Work to do:
1. Please transcribe the timeline drawing text below, starting at "The draw data" and ending at "v : drawList)".
2. In the timeline drawing text below, what kind of data does the CpuCtxDraw structure hold?

Source text:
--- begin ---
The m_draw array contains descriptions of things to be drawn later. Typically it won’t contain more than a thousand elements. The data stored in it is quite simple, and it just closely follows what is needed on the other side.

enum class TimelineDrawType : uint8_t
{
    Folded,
    Zone,
    GhostFolded,
    Ghost
};

struct TimelineDraw
{
    TimelineDrawType type;
    uint16_t depth;
    short_ptr<void*> ev;
    Int48 rend;
    uint32_t num;
};

It’s only 20 bytes and covers not only the manually instrumented CPU zones, but also the ghost zones generated from the sampling data.

The draw data for other elements can be even simpler. For example, here’s the data structure for thread context switches:

struct CpuCtxDraw
{
    uint32_t idx;
    uint32_t num;
};

The drawing logic is also much more straightforward now. It only needs to iterate over the draw list and perform dispatch on different things to draw:

for(auto& v : drawList)
{
    switch(v.type)
    {
    case TimelineDrawType::Folded:
        ...
    case TimelineDrawType::Zone:
        ...
    case TimelineDrawType::GhostFolded:
        ...
    case TimelineDrawType::Ghost:
        ...
    }
}

And that’s basically it.
--- end ---
Recorded data:
--- begin ---
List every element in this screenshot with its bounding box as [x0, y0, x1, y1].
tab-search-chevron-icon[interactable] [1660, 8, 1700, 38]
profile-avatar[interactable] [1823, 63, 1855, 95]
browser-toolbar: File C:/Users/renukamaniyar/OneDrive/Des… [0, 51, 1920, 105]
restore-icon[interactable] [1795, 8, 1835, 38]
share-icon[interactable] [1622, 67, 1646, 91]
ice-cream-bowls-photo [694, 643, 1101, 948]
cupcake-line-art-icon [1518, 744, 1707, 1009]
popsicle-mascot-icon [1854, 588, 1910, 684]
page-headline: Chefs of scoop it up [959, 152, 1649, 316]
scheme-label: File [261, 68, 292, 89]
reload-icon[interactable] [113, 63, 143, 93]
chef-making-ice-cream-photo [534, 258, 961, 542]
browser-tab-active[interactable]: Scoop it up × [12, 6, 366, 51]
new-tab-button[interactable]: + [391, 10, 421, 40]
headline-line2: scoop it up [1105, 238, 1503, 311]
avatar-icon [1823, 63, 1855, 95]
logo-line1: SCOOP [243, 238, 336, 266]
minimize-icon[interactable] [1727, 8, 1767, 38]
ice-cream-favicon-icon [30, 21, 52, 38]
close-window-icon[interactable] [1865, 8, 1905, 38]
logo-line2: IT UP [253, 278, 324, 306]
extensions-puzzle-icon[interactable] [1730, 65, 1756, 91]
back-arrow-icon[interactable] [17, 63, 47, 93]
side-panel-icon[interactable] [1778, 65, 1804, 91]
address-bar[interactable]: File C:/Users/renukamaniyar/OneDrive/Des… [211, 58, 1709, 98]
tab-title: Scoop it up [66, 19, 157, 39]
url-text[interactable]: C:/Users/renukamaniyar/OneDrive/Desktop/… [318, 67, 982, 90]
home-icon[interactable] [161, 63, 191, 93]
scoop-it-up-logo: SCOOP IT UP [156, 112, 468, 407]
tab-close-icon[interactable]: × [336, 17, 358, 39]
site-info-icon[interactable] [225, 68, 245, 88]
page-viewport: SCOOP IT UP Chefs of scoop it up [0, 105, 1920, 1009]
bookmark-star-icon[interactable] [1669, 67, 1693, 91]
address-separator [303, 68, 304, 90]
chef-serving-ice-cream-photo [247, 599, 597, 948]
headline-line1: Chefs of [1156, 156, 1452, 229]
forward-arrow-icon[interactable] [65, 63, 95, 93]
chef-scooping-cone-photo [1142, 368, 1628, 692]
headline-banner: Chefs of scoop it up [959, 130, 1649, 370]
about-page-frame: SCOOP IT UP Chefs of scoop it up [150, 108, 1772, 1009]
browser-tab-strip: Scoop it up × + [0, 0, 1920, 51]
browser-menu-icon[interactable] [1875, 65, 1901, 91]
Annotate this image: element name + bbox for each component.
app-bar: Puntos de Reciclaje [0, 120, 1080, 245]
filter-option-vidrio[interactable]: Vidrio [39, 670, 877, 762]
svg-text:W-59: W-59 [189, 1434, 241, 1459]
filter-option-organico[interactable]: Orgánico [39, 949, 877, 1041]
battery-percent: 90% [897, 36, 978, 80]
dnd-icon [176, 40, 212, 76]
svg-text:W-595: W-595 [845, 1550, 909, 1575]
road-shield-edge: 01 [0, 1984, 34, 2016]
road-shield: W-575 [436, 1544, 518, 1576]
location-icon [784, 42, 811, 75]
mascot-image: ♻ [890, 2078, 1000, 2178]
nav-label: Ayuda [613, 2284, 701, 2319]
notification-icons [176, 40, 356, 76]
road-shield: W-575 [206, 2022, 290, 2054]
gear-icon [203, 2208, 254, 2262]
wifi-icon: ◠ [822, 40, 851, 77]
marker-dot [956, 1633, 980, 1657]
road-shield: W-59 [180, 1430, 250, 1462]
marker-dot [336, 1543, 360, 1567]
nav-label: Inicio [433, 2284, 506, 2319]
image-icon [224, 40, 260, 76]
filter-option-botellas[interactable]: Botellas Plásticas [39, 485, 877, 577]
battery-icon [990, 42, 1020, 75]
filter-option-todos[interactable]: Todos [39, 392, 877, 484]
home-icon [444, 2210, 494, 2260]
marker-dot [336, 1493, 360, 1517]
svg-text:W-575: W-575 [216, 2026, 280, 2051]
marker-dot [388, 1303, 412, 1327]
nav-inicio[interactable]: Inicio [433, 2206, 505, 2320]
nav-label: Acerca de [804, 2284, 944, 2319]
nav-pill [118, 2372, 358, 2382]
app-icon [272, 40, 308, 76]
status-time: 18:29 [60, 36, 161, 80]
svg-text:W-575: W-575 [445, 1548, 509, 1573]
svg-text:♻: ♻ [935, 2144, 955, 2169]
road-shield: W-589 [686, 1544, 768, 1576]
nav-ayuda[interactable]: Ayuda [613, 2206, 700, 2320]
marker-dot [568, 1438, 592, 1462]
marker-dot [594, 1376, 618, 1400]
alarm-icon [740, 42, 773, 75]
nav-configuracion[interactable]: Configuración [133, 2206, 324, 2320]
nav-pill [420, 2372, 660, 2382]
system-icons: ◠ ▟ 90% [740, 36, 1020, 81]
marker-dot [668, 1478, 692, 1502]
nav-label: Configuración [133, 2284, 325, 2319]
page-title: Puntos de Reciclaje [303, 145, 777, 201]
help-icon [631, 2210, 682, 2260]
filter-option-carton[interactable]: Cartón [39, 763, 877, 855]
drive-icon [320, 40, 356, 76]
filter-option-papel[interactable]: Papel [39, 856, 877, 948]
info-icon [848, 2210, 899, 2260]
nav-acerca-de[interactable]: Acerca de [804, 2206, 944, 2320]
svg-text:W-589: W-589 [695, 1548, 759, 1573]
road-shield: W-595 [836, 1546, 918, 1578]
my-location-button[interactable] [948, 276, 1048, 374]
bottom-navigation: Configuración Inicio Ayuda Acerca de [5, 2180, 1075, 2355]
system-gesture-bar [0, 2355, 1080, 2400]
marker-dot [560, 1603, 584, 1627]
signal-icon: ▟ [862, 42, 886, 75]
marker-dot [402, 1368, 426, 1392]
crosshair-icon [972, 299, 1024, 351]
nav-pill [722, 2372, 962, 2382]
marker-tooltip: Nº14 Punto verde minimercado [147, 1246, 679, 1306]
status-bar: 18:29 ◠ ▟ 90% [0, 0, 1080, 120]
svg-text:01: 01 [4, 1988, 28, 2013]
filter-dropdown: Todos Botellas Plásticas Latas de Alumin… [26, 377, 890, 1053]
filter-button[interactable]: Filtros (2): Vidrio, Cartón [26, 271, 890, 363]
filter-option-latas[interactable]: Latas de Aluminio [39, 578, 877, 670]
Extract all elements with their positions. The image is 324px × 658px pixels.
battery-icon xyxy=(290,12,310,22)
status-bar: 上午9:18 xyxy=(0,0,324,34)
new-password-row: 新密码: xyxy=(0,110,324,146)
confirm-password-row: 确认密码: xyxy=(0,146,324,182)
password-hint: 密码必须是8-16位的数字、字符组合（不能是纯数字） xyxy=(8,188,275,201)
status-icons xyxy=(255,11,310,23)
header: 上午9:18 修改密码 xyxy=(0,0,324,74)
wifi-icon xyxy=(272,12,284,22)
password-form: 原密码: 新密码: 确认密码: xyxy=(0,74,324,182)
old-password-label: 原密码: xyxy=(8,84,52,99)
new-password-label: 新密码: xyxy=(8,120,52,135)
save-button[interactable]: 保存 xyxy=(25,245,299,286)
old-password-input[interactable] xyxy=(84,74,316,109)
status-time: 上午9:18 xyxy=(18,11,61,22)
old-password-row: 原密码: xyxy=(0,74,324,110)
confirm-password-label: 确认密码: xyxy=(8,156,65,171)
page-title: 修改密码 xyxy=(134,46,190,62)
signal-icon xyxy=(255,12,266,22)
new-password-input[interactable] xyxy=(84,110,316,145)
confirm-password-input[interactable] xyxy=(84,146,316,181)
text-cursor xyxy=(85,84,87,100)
--- end ---
Results of the tasks:
1.
The draw data for other elements can be even simpler. For example, here’s the data structure for thread context switches:

struct CpuCtxDraw
{
    uint32_t idx;
    uint32_t num;
};

The drawing logic is also much more straightforward now. It only needs to iterate over the draw list and perform dispatch on different things to draw:

for(auto& v : drawList)

2. It holds the draw data for thread context switches.